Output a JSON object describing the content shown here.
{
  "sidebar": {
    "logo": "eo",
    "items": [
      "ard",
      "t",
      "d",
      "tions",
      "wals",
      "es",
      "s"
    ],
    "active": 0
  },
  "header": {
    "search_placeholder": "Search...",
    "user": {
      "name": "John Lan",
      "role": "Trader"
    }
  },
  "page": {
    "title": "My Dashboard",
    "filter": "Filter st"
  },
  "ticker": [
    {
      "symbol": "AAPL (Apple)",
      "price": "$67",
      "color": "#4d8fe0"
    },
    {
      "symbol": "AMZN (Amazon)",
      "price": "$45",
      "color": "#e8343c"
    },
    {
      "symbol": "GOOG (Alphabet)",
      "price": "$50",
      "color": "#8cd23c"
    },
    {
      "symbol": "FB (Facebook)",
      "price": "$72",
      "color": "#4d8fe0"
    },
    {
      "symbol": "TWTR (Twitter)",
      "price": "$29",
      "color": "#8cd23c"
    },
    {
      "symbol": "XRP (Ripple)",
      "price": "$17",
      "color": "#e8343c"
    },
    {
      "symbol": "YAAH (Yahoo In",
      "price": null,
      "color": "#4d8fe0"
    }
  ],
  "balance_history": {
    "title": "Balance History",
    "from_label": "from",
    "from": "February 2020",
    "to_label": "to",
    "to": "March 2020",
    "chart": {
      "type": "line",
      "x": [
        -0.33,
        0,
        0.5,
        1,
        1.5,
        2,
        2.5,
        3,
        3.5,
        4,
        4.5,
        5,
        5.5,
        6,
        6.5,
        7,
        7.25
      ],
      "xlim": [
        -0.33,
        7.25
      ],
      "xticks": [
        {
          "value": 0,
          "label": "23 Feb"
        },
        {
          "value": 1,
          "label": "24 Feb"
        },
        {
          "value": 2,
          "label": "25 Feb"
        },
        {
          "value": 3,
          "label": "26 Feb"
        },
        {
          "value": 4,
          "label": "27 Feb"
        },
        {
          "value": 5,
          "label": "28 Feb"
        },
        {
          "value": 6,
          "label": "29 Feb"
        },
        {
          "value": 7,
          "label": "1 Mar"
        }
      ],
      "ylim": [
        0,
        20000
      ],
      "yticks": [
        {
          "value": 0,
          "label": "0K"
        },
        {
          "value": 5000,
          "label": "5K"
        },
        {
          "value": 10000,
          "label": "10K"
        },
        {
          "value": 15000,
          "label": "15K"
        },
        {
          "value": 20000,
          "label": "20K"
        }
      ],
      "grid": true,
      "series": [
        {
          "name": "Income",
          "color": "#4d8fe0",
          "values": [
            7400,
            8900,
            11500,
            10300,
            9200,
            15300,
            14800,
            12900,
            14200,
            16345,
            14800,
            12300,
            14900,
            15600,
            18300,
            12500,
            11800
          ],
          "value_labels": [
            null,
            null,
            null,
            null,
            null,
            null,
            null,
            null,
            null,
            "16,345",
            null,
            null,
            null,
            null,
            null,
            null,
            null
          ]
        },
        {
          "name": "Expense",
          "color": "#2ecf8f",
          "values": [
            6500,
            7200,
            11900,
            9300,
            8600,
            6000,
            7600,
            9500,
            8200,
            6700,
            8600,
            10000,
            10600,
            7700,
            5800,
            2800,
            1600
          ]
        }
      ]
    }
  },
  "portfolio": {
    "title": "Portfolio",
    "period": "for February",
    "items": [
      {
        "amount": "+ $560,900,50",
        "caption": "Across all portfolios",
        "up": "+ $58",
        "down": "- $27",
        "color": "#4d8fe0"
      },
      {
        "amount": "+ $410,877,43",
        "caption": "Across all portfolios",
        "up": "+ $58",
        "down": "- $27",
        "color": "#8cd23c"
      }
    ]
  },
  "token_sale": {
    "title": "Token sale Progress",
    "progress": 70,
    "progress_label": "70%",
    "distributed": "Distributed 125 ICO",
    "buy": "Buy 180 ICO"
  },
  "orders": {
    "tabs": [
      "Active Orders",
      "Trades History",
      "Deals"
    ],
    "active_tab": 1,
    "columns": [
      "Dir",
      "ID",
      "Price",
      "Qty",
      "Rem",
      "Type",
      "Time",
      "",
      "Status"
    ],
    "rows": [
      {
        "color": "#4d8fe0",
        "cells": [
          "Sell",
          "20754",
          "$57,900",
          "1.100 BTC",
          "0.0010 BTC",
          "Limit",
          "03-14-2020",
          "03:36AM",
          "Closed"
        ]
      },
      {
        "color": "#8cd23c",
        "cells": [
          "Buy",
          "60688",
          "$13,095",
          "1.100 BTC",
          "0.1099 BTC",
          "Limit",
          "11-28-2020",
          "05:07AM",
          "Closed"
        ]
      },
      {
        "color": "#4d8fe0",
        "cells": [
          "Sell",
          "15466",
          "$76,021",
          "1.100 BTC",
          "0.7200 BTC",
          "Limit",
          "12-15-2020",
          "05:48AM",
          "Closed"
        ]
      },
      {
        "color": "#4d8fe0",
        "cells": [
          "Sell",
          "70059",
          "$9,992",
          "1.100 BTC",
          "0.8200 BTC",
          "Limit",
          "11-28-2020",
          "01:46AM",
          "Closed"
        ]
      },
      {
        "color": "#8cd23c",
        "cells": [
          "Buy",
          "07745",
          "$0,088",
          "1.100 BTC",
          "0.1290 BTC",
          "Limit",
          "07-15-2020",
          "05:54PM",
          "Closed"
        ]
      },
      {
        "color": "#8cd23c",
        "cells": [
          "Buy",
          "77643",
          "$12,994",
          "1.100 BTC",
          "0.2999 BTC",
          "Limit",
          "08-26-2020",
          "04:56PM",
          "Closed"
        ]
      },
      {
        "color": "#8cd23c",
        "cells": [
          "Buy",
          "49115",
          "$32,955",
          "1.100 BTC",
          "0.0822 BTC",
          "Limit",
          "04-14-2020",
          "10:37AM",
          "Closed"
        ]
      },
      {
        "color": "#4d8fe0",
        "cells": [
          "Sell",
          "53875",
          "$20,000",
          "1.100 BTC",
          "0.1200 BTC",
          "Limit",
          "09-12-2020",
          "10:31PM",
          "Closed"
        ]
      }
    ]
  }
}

------------

Description of the task
Give the entries again in full, exactly as they are written.

Result of the exercise
Output a JSON object describing the content shown here.
{
  "sidebar": {
    "logo": "eo",
    "items": [
      "ard",
      "t",
      "d",
      "tions",
      "wals",
      "es",
      "s"
    ],
    "active": 0
  },
  "header": {
    "search_placeholder": "Search...",
    "user": {
      "name": "John Lan",
      "role": "Trader"
    }
  },
  "page": {
    "title": "My Dashboard",
    "filter": "Filter st"
  },
  "ticker": [
    {
      "symbol": "AAPL (Apple)",
      "price": "$67",
      "color": "#4d8fe0"
    },
    {
      "symbol": "AMZN (Amazon)",
      "price": "$45",
      "color": "#e8343c"
    },
    {
      "symbol": "GOOG (Alphabet)",
      "price": "$50",
      "color": "#8cd23c"
    },
    {
      "symbol": "FB (Facebook)",
      "price": "$72",
      "color": "#4d8fe0"
    },
    {
      "symbol": "TWTR (Twitter)",
      "price": "$29",
      "color": "#8cd23c"
    },
    {
      "symbol": "XRP (Ripple)",
      "price": "$17",
      "color": "#e8343c"
    },
    {
      "symbol": "YAAH (Yahoo In",
      "price": null,
      "color": "#4d8fe0"
    }
  ],
  "balance_history": {
    "title": "Balance History",
    "from_label": "from",
    "from": "February 2020",
    "to_label": "to",
    "to": "March 2020",
    "chart": {
      "type": "line",
      "x": [
        -0.33,
        0,
        0.5,
        1,
        1.5,
        2,
        2.5,
        3,
        3.5,
        4,
        4.5,
        5,
        5.5,
        6,
        6.5,
        7,
        7.25
      ],
      "xlim": [
        -0.33,
        7.25
      ],
      "xticks": [
        {
          "value": 0,
          "label": "23 Feb"
        },
        {
          "value": 1,
          "label": "24 Feb"
        },
        {
          "value": 2,
          "label": "25 Feb"
        },
        {
          "value": 3,
          "label": "26 Feb"
        },
        {
          "value": 4,
          "label": "27 Feb"
        },
        {
          "value": 5,
          "label": "28 Feb"
        },
        {
          "value": 6,
          "label": "29 Feb"
        },
        {
          "value": 7,
          "label": "1 Mar"
        }
      ],
      "ylim": [
        0,
        20000
      ],
      "yticks": [
        {
          "value": 0,
          "label": "0K"
        },
        {
          "value": 5000,
          "label": "5K"
        },
        {
          "value": 10000,
          "label": "10K"
        },
        {
          "value": 15000,
          "label": "15K"
        },
        {
          "value": 20000,
          "label": "20K"
        }
      ],
      "grid": true,
      "series": [
        {
          "name": "Income",
          "color": "#4d8fe0",
          "values": [
            7400,
            8900,
            11500,
            10300,
            9200,
            15300,
            14800,
            12900,
            14200,
            16345,
            14800,
            12300,
            14900,
            15600,
            18300,
            12500,
            11800
          ],
          "value_labels": [
            null,
            null,
            null,
            null,
            null,
            null,
            null,
            null,
            null,
            "16,345",
            null,
            null,
            null,
            null,
            null,
            null,
            null
          ]
        },
        {
          "name": "Expense",
          "color": "#2ecf8f",
          "values": [
            6500,
            7200,
            11900,
            9300,
            8600,
            6000,
            7600,
            9500,
            8200,
            6700,
            8600,
            10000,
            10600,
            7700,
            5800,
            2800,
            1600
          ]
        }
      ]
    }
  },
  "portfolio": {
    "title": "Portfolio",
    "period": "for February",
    "items": [
      {
        "amount": "+ $560,900,50",
        "caption": "Across all portfolios",
        "up": "+ $58",
        "down": "- $27",
        "color": "#4d8fe0"
      },
      {
        "amount": "+ $410,877,43",
        "caption": "Across all portfolios",
        "up": "+ $58",
        "down": "- $27",
        "color": "#8cd23c"
      }
    ]
  },
  "token_sale": {
    "title": "Token sale Progress",
    "progress": 70,
    "progress_label": "70%",
    "distributed": "Distributed 125 ICO",
    "buy": "Buy 180 ICO"
  },
  "orders": {
    "tabs": [
      "Active Orders",
      "Trades History",
      "Deals"
    ],
    "active_tab": 1,
    "columns": [
      "Dir",
      "ID",
      "Price",
      "Qty",
      "Rem",
      "Type",
      "Time",
      "",
      "Status"
    ],
    "rows": [
      {
        "color": "#4d8fe0",
        "cells": [
          "Sell",
          "20754",
          "$57,900",
          "1.100 BTC",
          "0.0010 BTC",
          "Limit",
          "03-14-2020",
          "03:36AM",
          "Closed"
        ]
      },
      {
        "color": "#8cd23c",
        "cells": [
          "Buy",
          "60688",
          "$13,095",
          "1.100 BTC",
          "0.1099 BTC",
          "Limit",
          "11-28-2020",
          "05:07AM",
          "Closed"
        ]
      },
      {
        "color": "#4d8fe0",
        "cells": [
          "Sell",
          "15466",
          "$76,021",
          "1.100 BTC",
          "0.7200 BTC",
          "Limit",
          "12-15-2020",
          "05:48AM",
          "Closed"
        ]
      },
      {
        "color": "#4d8fe0",
        "cells": [
          "Sell",
          "70059",
          "$9,992",
          "1.100 BTC",
          "0.8200 BTC",
          "Limit",
          "11-28-2020",
          "01:46AM",
          "Closed"
        ]
      },
      {
        "color": "#8cd23c",
        "cells": [
          "Buy",
          "07745",
          "$0,088",
          "1.100 BTC",
          "0.1290 BTC",
          "Limit",
          "07-15-2020",
          "05:54PM",
          "Closed"
        ]
      },
      {
        "color": "#8cd23c",
        "cells": [
          "Buy",
          "77643",
          "$12,994",
          "1.100 BTC",
          "0.2999 BTC",
          "Limit",
          "08-26-2020",
          "04:56PM",
          "Closed"
        ]
      },
      {
        "color": "#8cd23c",
        "cells": [
          "Buy",
          "49115",
          "$32,955",
          "1.100 BTC",
          "0.0822 BTC",
          "Limit",
          "04-14-2020",
          "10:37AM",
          "Closed"
        ]
      },
      {
        "color": "#4d8fe0",
        "cells": [
          "Sell",
          "53875",
          "$20,000",
          "1.100 BTC",
          "0.1200 BTC",
          "Limit",
          "09-12-2020",
          "10:31PM",
          "Closed"
        ]
      }
    ]
  }
}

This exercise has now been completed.